STATED EXERCISE —
Pull out every line from the one containing "x-tick-label: 2012 [533,454,557,466]" down to the one containing "far-right-axis-tick-label: -1.5 [782,375,801,387]", both included, and reproduce each without any change.

━━━

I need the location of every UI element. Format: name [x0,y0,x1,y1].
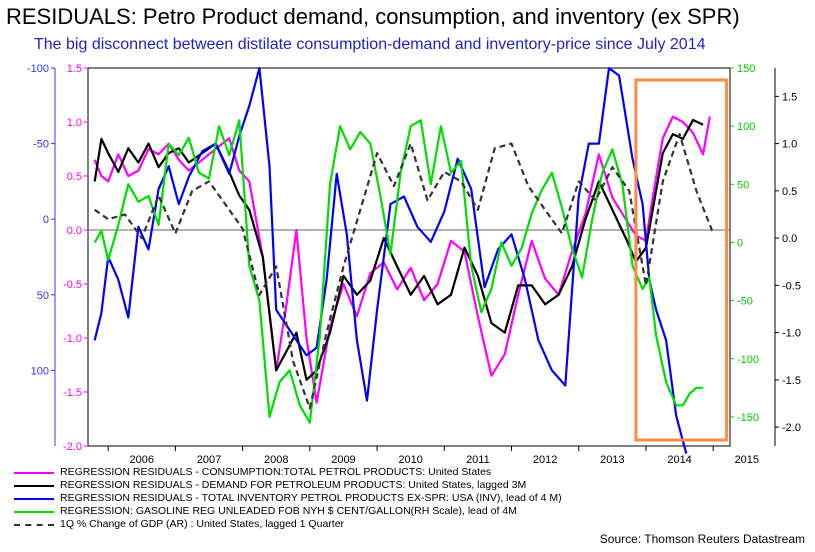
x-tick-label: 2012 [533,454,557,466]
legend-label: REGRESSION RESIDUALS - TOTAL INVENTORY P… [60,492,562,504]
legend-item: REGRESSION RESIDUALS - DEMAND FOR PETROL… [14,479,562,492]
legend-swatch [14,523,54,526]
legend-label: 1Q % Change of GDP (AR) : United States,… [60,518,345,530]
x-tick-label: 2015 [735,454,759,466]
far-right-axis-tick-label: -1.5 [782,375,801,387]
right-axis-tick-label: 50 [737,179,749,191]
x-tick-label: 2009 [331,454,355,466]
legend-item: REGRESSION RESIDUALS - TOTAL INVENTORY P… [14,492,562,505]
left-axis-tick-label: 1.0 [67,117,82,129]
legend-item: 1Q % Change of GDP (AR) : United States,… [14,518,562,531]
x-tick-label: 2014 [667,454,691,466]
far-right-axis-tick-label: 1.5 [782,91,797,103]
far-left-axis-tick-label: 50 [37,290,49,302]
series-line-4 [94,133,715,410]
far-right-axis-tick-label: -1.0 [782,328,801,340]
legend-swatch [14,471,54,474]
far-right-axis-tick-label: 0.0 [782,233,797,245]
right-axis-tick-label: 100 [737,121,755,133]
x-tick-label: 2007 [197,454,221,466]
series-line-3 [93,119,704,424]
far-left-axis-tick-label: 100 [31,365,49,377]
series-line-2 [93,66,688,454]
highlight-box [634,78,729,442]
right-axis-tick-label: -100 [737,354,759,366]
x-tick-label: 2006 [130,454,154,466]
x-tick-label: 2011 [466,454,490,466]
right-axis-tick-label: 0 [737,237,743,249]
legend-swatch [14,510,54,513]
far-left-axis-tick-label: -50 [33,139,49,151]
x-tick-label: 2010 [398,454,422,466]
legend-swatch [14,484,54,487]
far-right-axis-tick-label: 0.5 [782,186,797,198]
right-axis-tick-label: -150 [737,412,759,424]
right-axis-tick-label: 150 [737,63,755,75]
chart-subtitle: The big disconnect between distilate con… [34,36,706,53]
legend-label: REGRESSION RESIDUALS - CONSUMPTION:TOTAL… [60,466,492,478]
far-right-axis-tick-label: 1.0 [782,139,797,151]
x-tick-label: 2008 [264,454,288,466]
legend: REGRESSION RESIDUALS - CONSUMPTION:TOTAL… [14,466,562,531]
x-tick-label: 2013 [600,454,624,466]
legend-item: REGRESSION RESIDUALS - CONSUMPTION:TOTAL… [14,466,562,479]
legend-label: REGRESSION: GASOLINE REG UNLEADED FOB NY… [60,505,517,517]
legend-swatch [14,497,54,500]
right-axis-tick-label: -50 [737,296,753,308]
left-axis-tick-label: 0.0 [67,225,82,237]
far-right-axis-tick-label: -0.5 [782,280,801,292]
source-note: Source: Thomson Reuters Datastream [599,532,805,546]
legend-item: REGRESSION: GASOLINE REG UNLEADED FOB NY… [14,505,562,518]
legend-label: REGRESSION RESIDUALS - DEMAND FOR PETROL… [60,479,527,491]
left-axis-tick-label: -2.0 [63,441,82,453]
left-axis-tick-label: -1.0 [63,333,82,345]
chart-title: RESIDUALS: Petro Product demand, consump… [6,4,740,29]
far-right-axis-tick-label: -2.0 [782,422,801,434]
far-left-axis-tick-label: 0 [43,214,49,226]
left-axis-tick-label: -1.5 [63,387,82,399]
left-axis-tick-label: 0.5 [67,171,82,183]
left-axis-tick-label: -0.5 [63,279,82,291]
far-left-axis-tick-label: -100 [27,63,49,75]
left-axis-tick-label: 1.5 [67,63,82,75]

━━━

RESPONSE TO THIS EXERCISE —
x-tick-label: 2012 [533,454,557,466]
legend-label: REGRESSION RESIDUALS - TOTAL INVENTORY P… [60,492,562,504]
legend-item: REGRESSION RESIDUALS - DEMAND FOR PETROL… [14,479,562,492]
legend-swatch [14,523,54,526]
legend-label: 1Q % Change of GDP (AR) : United States,… [60,518,345,530]
x-tick-label: 2015 [735,454,759,466]
far-right-axis-tick-label: -1.5 [782,375,801,387]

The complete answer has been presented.